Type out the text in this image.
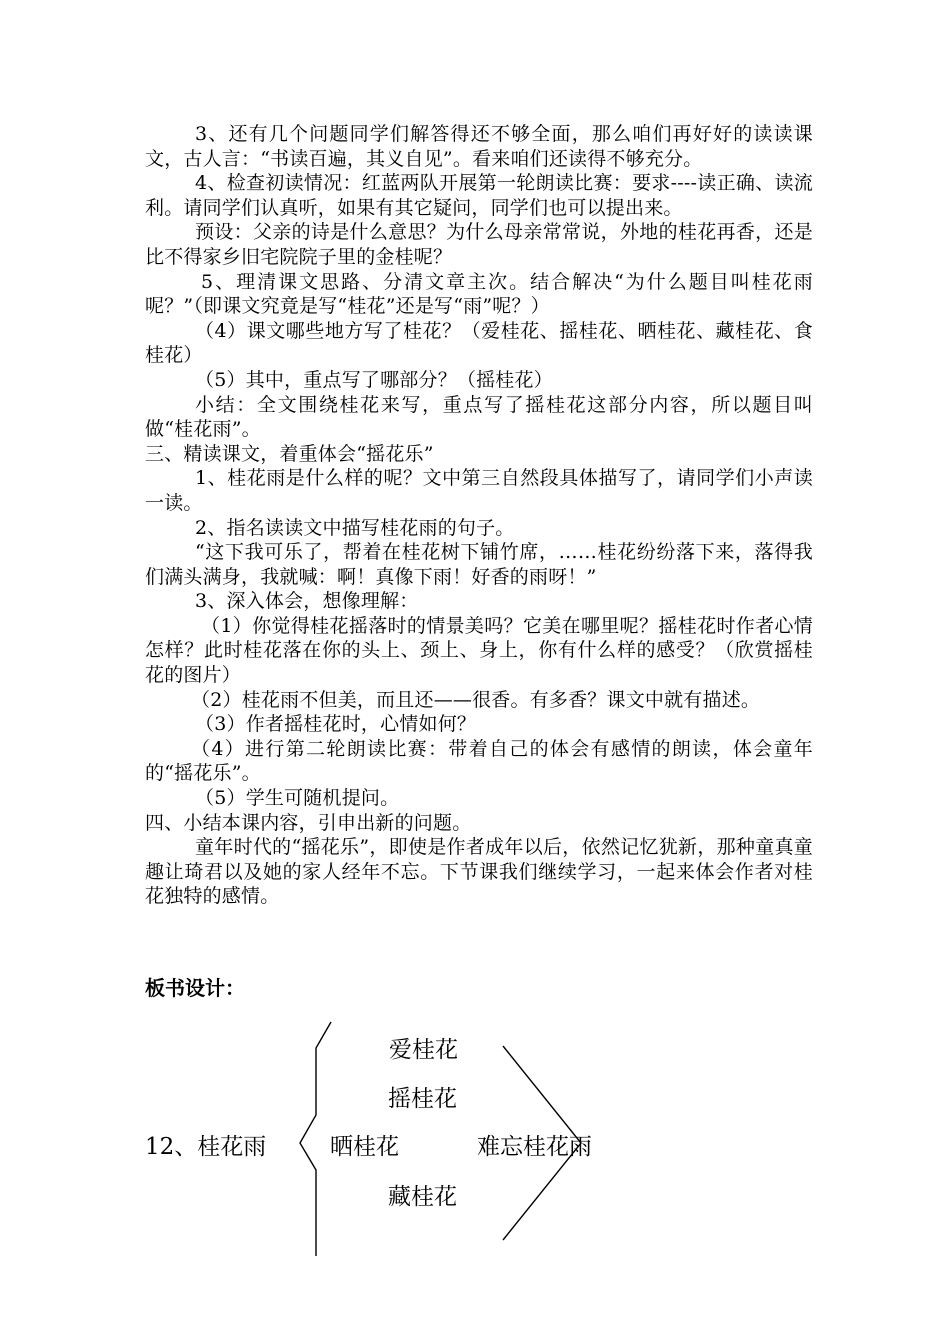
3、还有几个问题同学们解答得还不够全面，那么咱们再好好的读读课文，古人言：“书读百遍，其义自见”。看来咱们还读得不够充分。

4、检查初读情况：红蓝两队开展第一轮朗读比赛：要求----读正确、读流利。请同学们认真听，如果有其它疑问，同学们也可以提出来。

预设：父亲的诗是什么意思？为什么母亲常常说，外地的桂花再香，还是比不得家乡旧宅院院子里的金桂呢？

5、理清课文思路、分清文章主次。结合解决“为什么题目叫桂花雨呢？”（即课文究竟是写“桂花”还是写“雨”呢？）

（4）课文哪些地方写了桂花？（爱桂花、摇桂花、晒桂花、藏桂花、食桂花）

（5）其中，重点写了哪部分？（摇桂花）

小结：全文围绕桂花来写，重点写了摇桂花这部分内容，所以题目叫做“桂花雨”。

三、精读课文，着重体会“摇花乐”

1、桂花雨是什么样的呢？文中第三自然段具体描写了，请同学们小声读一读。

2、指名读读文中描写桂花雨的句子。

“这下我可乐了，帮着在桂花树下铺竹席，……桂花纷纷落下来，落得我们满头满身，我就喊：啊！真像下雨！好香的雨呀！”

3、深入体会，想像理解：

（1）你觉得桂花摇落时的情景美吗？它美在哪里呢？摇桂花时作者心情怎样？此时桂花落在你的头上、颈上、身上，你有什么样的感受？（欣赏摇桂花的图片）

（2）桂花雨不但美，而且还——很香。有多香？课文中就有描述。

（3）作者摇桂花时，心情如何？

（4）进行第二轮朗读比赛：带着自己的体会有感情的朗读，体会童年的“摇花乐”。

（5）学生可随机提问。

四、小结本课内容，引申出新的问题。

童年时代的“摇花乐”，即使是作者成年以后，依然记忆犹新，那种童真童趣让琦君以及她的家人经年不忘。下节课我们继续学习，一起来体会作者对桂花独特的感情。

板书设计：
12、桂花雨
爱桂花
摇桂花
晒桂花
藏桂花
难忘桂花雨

========

What is required: Quote every line word for word and keep the images out of the copy.

Written answer:
Type out the text in this image.
3、还有几个问题同学们解答得还不够全面，那么咱们再好好的读读课文，古人言：“书读百遍，其义自见”。看来咱们还读得不够充分。

4、检查初读情况：红蓝两队开展第一轮朗读比赛：要求----读正确、读流利。请同学们认真听，如果有其它疑问，同学们也可以提出来。

预设：父亲的诗是什么意思？为什么母亲常常说，外地的桂花再香，还是比不得家乡旧宅院院子里的金桂呢？

5、理清课文思路、分清文章主次。结合解决“为什么题目叫桂花雨呢？”（即课文究竟是写“桂花”还是写“雨”呢？）

（4）课文哪些地方写了桂花？（爱桂花、摇桂花、晒桂花、藏桂花、食桂花）

（5）其中，重点写了哪部分？（摇桂花）

小结：全文围绕桂花来写，重点写了摇桂花这部分内容，所以题目叫做“桂花雨”。

三、精读课文，着重体会“摇花乐”

1、桂花雨是什么样的呢？文中第三自然段具体描写了，请同学们小声读一读。

2、指名读读文中描写桂花雨的句子。

“这下我可乐了，帮着在桂花树下铺竹席，……桂花纷纷落下来，落得我们满头满身，我就喊：啊！真像下雨！好香的雨呀！”

3、深入体会，想像理解：

（1）你觉得桂花摇落时的情景美吗？它美在哪里呢？摇桂花时作者心情怎样？此时桂花落在你的头上、颈上、身上，你有什么样的感受？（欣赏摇桂花的图片）

（2）桂花雨不但美，而且还——很香。有多香？课文中就有描述。

（3）作者摇桂花时，心情如何？

（4）进行第二轮朗读比赛：带着自己的体会有感情的朗读，体会童年的“摇花乐”。

（5）学生可随机提问。

四、小结本课内容，引申出新的问题。

童年时代的“摇花乐”，即使是作者成年以后，依然记忆犹新，那种童真童趣让琦君以及她的家人经年不忘。下节课我们继续学习，一起来体会作者对桂花独特的感情。

板书设计：
12、桂花雨
爱桂花
摇桂花
晒桂花
藏桂花
难忘桂花雨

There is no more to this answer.